Work to do:
Check every line below for the word "když" and copy each one that has it.

— START Data supplied —

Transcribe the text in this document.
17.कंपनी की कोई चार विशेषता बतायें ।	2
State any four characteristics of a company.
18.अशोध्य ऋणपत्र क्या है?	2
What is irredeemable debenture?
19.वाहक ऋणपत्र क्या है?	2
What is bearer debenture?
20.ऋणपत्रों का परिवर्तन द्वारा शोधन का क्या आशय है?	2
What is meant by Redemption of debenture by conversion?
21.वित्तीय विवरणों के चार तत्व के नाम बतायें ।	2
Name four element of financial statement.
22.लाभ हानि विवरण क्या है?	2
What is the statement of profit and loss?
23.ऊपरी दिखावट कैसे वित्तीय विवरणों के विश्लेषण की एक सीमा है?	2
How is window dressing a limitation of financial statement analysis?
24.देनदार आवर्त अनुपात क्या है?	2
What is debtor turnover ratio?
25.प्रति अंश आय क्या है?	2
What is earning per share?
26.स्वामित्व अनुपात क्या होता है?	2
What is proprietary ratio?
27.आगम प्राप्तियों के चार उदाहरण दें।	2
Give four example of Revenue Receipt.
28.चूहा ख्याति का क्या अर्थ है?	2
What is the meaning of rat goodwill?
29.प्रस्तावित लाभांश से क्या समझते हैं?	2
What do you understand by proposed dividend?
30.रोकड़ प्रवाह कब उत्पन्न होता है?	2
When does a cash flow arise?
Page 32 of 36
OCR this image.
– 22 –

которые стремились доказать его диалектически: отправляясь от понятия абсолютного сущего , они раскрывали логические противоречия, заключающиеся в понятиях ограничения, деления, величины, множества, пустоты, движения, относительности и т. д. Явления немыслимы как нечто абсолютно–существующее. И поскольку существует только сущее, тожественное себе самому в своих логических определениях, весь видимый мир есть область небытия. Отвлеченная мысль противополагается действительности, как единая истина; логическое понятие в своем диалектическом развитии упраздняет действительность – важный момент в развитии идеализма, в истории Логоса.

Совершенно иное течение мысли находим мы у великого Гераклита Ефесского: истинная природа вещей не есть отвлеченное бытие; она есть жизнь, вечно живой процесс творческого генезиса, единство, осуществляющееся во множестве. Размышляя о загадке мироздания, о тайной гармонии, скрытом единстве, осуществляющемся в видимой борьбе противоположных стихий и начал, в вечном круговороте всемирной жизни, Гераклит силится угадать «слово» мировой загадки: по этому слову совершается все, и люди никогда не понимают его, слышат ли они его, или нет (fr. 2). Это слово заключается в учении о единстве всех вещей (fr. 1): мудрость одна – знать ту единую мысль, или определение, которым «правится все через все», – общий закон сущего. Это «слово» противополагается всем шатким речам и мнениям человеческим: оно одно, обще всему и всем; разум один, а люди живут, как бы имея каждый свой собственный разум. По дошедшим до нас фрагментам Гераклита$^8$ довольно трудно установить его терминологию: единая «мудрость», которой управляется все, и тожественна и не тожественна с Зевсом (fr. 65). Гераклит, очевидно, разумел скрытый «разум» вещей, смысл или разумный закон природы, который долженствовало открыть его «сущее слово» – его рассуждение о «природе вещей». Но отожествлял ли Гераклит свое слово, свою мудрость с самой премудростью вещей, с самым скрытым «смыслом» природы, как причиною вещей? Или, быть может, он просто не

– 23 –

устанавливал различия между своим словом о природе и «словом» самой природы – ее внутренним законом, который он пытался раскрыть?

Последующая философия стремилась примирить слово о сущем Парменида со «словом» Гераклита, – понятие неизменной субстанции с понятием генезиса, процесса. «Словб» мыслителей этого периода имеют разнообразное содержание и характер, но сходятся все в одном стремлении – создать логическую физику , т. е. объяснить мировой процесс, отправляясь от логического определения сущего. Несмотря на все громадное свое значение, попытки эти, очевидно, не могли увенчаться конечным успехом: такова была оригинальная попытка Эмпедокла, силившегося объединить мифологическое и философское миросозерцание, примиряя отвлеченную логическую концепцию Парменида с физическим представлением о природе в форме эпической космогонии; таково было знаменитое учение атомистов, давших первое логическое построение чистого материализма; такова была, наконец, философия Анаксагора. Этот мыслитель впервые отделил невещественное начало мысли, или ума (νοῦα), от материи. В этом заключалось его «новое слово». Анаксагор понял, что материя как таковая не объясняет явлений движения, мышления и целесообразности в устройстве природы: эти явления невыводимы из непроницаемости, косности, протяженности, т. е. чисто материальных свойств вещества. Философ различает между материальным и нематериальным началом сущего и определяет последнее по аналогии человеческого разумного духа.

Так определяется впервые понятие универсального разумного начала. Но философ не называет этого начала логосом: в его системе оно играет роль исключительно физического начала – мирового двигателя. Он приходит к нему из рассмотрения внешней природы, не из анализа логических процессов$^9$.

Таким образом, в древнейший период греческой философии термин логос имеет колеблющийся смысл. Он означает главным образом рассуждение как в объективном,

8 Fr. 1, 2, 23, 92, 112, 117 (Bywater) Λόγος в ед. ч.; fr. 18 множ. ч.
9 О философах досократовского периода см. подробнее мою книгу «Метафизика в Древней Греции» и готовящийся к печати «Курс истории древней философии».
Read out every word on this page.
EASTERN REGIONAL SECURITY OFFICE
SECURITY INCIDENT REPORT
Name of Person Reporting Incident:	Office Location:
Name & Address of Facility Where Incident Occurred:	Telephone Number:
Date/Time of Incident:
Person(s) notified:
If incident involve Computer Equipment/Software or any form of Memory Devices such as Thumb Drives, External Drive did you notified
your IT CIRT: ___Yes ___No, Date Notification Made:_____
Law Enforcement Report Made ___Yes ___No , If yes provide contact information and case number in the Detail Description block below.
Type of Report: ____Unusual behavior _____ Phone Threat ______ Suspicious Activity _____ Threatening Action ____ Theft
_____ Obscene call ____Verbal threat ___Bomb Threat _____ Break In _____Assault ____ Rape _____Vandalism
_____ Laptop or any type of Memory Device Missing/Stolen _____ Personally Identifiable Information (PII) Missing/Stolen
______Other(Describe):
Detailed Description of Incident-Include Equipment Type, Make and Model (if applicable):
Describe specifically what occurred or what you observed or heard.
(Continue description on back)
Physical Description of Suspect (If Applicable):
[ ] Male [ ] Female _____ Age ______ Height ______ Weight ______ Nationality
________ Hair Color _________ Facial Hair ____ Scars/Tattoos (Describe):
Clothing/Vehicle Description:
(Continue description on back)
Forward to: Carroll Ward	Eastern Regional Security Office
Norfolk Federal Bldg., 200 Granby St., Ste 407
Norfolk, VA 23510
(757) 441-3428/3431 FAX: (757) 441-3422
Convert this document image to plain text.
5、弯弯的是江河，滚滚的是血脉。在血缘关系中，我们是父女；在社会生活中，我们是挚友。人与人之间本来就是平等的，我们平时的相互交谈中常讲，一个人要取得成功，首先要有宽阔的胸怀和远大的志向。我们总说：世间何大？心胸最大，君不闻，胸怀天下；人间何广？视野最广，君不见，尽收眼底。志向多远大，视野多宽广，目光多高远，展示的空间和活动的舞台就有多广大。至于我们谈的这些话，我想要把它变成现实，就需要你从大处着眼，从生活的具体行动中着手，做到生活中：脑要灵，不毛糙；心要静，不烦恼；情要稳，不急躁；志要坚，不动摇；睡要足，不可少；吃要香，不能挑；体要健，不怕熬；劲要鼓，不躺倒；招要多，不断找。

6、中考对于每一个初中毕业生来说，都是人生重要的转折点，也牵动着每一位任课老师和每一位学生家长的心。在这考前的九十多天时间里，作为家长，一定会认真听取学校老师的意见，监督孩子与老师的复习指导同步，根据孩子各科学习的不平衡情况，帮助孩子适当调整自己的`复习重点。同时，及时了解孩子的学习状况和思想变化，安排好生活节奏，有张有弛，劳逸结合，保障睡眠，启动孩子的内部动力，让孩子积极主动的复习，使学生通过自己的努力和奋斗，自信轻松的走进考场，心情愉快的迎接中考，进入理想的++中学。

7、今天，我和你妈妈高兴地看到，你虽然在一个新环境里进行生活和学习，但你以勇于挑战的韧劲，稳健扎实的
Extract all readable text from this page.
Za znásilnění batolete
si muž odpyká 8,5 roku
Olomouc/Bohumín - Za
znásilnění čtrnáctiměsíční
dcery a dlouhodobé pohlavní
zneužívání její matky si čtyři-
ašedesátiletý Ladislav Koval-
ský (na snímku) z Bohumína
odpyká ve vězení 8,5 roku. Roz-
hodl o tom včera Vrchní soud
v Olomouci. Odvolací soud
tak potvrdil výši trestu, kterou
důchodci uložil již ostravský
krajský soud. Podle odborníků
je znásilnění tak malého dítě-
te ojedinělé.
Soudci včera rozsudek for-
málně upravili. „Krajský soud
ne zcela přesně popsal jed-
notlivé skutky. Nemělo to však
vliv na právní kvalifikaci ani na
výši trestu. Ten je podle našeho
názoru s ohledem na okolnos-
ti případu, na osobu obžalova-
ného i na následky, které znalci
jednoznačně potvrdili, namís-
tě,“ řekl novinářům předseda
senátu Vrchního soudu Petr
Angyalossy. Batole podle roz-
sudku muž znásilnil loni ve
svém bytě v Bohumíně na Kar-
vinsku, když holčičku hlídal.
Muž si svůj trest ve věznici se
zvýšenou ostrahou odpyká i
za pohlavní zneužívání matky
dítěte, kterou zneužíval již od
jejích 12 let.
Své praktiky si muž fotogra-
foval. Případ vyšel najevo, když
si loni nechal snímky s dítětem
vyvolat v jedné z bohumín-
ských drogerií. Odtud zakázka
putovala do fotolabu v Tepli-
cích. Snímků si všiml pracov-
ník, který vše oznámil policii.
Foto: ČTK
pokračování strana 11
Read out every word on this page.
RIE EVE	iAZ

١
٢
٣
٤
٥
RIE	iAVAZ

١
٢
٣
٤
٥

— END Data supplied —

Correct output:
vinsku, když holčičku hlídal.
foval. Případ vyšel najevo, když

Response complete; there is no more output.